**AVAILABLE DATA**
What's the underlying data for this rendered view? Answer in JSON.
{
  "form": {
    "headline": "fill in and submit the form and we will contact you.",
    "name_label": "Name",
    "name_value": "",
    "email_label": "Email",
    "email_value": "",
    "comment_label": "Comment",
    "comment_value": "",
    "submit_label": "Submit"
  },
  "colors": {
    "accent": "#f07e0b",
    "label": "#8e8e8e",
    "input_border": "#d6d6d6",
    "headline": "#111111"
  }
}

**PROMPT**
Reproduce each record shown above without altering a single word.

**REPLY TO THE EXERCISE**
What's the underlying data for this rendered view? Answer in JSON.
{
  "form": {
    "headline": "fill in and submit the form and we will contact you.",
    "name_label": "Name",
    "name_value": "",
    "email_label": "Email",
    "email_value": "",
    "comment_label": "Comment",
    "comment_value": "",
    "submit_label": "Submit"
  },
  "colors": {
    "accent": "#f07e0b",
    "label": "#8e8e8e",
    "input_border": "#d6d6d6",
    "headline": "#111111"
  }
}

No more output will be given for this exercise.